Given text –
Eyelid lacerations are managed differently depending on the depth, width, and location of the injury. Surgical management will be broken down into these categories: laceration without eyelid margin involvement, laceration with eyelid margin involvement, and laceration with nasolacrimal system involvement.
It is important to be proficient in eyelid anatomy when addressing an eyelid laceration. The eyelid has multiple layers that serve different functions as described below. Please see Eyelid Anatomy illustration for correlation.
The eyelid skin is unique because it has no subcutaneous fat and is thus the thinnest layer of skin of the body. The skin overlying the tarsus tends to be firmly attached to the underlying tissue; whereas, the skin above the tarsal plate over the orbital septum is loosely attached to underlying tissue giving rise to a potential space for fluid to collect in the setting of trauma/edema. Because eyelid skin is very thin, smaller diameter suture is required, and smaller bites are taken when approximating lacerations that only involve eyelid skin.

Records supplied –
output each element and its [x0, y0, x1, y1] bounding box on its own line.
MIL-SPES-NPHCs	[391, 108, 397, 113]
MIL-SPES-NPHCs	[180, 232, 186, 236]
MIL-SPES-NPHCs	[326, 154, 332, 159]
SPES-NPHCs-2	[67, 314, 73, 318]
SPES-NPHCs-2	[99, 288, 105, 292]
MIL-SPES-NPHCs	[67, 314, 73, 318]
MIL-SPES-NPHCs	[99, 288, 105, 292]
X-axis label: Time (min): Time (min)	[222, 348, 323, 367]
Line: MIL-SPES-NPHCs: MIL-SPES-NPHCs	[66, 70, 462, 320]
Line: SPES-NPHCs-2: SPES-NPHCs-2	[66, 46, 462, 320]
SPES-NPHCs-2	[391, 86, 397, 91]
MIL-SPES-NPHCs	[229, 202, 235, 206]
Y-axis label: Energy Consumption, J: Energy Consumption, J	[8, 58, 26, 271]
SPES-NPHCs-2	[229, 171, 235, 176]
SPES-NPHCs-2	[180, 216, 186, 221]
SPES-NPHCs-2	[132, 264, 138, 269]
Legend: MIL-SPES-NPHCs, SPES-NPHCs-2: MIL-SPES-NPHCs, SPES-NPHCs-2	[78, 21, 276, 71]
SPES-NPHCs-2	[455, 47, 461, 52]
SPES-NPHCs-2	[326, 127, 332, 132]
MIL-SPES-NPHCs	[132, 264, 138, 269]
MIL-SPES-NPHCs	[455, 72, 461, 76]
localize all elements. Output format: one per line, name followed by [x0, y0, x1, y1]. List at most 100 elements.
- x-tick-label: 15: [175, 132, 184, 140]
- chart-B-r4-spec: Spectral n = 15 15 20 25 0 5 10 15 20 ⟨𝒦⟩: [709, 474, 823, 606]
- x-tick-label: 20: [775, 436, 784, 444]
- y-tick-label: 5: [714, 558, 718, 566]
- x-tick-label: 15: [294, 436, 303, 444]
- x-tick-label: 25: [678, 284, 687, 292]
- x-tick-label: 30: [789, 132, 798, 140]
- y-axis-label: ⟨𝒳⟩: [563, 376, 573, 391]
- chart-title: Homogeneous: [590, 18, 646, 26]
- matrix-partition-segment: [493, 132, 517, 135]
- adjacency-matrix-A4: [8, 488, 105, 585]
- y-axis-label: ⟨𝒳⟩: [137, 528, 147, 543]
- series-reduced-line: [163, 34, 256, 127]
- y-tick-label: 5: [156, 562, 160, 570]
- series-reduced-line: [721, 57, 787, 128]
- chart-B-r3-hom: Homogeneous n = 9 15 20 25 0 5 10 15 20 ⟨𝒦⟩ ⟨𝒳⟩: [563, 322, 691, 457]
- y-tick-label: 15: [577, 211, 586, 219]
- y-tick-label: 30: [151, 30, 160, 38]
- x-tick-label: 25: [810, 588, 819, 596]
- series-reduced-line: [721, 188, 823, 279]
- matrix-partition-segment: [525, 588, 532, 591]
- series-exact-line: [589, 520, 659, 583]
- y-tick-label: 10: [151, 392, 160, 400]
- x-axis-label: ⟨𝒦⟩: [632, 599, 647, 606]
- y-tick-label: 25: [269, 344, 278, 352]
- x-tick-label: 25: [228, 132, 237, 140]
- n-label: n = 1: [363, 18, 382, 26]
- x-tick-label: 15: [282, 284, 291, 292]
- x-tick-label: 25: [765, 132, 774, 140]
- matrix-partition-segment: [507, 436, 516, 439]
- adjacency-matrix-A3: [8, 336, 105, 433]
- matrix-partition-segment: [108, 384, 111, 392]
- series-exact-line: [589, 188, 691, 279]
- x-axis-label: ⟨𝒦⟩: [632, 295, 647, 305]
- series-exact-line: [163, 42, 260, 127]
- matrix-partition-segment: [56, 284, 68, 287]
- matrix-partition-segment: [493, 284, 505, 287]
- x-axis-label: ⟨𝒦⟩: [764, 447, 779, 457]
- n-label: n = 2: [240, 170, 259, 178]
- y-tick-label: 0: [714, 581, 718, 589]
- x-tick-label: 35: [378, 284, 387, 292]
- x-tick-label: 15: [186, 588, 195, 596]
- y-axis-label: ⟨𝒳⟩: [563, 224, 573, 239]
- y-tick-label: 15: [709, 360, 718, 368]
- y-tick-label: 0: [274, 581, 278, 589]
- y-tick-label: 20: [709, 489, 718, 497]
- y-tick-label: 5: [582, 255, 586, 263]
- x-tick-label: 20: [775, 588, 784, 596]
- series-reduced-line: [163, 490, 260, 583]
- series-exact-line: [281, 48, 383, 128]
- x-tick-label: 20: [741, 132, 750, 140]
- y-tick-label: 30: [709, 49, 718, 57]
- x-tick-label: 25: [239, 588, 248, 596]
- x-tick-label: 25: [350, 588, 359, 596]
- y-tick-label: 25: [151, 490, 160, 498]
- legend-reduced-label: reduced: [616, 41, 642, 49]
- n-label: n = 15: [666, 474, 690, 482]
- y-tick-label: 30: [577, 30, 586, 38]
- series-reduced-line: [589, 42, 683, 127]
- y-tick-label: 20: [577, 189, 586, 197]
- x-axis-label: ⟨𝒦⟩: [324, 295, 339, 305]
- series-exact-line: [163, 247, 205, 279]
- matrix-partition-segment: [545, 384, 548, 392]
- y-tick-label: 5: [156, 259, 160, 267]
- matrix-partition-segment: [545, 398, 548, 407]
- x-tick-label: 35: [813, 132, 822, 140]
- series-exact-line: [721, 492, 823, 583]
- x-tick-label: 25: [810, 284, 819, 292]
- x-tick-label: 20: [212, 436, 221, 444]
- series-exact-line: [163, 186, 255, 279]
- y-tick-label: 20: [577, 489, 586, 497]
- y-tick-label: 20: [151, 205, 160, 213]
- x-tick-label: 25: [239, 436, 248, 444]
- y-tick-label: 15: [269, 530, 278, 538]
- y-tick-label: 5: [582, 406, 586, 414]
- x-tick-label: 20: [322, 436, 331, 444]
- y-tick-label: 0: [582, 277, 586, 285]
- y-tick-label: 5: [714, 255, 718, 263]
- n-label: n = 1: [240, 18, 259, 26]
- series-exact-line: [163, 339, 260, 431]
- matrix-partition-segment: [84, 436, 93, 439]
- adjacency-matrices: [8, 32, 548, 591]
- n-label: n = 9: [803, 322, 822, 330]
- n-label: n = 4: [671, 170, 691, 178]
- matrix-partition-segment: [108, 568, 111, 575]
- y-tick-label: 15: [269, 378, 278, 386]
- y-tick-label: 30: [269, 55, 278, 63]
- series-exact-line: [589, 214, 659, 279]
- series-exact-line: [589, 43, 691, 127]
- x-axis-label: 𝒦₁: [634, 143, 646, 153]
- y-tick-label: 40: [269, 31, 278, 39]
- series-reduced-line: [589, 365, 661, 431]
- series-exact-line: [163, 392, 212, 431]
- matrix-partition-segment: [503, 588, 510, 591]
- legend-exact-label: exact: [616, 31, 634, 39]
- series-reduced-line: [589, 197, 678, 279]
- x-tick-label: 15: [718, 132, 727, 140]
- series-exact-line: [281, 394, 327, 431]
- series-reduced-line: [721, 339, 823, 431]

What needs to be done – From the eyelid laceration passage above, list the categories into which surgical management is broken down.

Worked solution –
- Laceration without eyelid margin involvement
- Laceration with eyelid margin involvement
- Laceration with nasolacrimal system involvement